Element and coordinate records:
* BEGIN *
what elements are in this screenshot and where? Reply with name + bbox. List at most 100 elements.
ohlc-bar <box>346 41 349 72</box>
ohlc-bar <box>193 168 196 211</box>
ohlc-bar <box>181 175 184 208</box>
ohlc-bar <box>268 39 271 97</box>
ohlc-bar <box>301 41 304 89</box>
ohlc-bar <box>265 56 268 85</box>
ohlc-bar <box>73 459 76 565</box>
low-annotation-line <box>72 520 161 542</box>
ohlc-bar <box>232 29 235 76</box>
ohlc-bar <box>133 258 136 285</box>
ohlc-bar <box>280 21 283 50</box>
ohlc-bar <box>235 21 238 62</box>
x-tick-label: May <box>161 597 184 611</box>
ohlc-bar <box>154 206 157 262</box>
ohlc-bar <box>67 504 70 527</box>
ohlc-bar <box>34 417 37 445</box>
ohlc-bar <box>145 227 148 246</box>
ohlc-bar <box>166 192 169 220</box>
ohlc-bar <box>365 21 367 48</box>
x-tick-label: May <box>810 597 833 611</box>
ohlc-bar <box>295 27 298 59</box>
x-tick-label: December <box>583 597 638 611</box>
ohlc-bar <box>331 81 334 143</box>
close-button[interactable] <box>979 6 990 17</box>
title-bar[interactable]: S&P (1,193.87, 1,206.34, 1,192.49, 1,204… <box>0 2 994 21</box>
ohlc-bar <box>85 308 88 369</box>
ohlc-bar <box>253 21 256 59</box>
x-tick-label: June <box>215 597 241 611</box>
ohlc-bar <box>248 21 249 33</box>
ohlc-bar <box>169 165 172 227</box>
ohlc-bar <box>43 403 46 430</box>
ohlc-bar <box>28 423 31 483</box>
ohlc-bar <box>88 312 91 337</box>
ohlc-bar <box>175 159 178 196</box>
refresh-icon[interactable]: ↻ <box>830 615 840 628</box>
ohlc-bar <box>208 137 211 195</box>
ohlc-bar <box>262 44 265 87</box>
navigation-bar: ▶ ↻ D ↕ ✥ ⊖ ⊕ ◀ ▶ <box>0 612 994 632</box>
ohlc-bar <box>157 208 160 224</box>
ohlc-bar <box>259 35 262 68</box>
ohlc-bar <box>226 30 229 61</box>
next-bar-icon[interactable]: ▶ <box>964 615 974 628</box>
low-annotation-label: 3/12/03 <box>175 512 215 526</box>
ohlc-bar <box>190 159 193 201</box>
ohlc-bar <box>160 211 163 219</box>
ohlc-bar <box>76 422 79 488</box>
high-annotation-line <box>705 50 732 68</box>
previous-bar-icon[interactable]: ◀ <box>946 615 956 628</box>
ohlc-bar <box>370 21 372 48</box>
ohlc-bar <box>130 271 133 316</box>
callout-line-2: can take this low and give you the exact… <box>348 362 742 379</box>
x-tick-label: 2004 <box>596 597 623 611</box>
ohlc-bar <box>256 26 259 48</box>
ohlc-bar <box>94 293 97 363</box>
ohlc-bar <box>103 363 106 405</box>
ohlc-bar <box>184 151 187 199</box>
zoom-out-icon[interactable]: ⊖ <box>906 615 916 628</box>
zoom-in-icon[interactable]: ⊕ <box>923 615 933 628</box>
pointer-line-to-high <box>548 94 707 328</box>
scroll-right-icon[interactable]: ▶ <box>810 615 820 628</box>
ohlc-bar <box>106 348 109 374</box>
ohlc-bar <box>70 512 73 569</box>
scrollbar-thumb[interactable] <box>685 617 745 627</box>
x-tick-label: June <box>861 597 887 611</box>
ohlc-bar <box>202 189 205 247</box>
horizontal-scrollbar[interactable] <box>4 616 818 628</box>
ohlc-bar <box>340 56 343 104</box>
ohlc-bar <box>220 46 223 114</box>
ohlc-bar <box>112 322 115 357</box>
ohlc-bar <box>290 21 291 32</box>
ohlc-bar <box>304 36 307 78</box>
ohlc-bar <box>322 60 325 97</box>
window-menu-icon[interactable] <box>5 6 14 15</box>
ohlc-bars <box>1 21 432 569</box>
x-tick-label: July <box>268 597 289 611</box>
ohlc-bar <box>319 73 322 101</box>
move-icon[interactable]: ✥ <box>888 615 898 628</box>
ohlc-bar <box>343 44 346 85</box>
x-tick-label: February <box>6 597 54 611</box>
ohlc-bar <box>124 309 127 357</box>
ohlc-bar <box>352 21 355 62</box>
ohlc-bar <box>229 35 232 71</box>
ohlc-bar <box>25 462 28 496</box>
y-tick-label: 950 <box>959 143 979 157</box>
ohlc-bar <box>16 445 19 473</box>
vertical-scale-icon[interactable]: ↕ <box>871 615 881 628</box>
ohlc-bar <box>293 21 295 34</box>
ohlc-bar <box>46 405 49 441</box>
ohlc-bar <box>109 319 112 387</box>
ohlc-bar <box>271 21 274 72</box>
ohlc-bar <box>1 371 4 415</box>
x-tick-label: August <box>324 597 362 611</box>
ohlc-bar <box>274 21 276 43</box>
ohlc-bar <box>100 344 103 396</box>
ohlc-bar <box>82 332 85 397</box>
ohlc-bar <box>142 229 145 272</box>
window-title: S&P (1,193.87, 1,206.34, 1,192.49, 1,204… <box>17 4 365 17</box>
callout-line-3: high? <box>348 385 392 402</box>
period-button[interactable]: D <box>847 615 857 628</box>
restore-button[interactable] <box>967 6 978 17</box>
* END *
What to produce: Return every row above that contains the string "scrollbar", each copied in full.

Full answer:
scrollbar-thumb[interactable] <box>685 617 745 627</box>
horizontal-scrollbar[interactable] <box>4 616 818 628</box>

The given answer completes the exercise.